begin Dataset records

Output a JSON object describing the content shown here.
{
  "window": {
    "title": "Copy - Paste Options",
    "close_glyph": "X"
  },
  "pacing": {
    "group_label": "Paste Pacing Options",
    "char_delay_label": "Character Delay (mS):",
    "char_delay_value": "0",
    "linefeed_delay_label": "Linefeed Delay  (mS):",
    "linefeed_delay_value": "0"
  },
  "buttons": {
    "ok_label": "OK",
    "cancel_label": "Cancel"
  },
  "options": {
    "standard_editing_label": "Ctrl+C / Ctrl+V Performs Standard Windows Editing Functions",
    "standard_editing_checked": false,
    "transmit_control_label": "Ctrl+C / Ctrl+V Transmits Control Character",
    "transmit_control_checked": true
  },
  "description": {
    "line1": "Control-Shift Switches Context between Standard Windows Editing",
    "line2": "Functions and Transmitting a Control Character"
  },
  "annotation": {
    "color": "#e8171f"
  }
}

end Dataset records

Directive:
Take the listing above and set it down exactly.

Answer for this exercise:
Output a JSON object describing the content shown here.
{
  "window": {
    "title": "Copy - Paste Options",
    "close_glyph": "X"
  },
  "pacing": {
    "group_label": "Paste Pacing Options",
    "char_delay_label": "Character Delay (mS):",
    "char_delay_value": "0",
    "linefeed_delay_label": "Linefeed Delay  (mS):",
    "linefeed_delay_value": "0"
  },
  "buttons": {
    "ok_label": "OK",
    "cancel_label": "Cancel"
  },
  "options": {
    "standard_editing_label": "Ctrl+C / Ctrl+V Performs Standard Windows Editing Functions",
    "standard_editing_checked": false,
    "transmit_control_label": "Ctrl+C / Ctrl+V Transmits Control Character",
    "transmit_control_checked": true
  },
  "description": {
    "line1": "Control-Shift Switches Context between Standard Windows Editing",
    "line2": "Functions and Transmitting a Control Character"
  },
  "annotation": {
    "color": "#e8171f"
  }
}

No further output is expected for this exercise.